══ Data records

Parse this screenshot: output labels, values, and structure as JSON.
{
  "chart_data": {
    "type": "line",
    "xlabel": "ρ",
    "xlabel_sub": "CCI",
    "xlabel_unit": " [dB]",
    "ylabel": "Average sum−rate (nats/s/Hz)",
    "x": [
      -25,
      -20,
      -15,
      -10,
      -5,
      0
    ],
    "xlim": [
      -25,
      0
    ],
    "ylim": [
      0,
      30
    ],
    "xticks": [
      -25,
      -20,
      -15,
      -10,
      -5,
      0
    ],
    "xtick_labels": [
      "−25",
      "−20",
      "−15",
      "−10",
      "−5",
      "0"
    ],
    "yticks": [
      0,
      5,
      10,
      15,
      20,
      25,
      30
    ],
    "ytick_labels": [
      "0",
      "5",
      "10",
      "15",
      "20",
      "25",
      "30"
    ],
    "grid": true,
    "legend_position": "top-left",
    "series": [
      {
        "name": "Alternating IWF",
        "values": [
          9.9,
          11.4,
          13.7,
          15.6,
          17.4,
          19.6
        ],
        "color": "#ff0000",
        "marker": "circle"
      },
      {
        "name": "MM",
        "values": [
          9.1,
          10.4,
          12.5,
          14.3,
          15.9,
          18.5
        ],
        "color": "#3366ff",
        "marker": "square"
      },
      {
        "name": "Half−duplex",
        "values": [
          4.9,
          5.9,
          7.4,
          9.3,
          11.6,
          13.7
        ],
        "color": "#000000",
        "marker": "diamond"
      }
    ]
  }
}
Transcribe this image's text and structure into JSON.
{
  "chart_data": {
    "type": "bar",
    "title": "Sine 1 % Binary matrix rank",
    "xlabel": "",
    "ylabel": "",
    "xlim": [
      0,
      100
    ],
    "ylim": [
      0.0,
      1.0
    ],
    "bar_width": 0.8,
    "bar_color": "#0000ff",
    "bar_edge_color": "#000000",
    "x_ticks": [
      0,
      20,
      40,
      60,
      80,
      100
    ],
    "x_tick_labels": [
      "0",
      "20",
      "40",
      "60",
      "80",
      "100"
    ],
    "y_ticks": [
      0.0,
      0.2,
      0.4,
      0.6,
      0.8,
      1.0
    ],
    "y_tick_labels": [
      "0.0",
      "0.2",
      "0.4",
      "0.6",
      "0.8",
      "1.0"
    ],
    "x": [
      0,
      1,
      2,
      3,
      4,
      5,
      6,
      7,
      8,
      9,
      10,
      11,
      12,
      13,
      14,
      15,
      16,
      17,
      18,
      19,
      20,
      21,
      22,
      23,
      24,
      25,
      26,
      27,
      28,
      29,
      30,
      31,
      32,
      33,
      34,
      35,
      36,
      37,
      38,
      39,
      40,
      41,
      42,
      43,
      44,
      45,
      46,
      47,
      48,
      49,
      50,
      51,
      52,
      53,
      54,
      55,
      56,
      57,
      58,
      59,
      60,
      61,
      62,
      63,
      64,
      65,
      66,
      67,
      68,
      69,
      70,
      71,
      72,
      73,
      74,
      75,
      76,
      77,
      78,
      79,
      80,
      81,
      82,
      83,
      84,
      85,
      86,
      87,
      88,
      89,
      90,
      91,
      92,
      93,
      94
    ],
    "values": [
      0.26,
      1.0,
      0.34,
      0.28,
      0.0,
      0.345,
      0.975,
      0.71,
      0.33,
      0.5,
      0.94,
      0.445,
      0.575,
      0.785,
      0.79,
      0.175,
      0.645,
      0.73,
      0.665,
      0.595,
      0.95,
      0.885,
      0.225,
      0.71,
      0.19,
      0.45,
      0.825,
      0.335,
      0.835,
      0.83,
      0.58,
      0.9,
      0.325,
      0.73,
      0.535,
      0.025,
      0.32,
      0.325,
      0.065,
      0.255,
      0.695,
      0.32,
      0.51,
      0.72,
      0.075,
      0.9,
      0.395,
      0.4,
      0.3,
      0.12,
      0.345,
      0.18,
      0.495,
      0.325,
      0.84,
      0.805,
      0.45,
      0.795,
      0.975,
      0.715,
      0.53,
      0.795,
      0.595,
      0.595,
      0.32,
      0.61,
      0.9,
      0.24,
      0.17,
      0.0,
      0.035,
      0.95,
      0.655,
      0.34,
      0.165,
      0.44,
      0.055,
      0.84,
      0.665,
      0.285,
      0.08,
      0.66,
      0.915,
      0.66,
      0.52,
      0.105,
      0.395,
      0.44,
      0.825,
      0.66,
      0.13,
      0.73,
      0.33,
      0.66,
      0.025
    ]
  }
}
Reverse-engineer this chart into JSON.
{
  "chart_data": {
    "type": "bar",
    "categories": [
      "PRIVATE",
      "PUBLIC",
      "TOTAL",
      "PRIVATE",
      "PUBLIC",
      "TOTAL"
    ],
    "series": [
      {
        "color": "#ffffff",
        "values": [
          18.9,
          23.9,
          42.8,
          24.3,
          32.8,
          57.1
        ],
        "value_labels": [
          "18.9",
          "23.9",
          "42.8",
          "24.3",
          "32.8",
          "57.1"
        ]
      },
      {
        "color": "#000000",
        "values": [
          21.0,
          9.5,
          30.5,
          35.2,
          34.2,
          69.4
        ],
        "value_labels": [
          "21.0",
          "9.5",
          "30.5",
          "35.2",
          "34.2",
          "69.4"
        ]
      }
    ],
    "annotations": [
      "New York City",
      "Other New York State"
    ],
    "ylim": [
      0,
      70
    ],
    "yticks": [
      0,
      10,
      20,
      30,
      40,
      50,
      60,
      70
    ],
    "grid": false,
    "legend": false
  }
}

════

> The exercise
Within the material above, find the lines that contain the word "this"; copy them.

> The completed task
Parse this screenshot: output labels, values, and structure as JSON.
Transcribe this image's text and structure into JSON.
Reverse-engineer this chart into JSON.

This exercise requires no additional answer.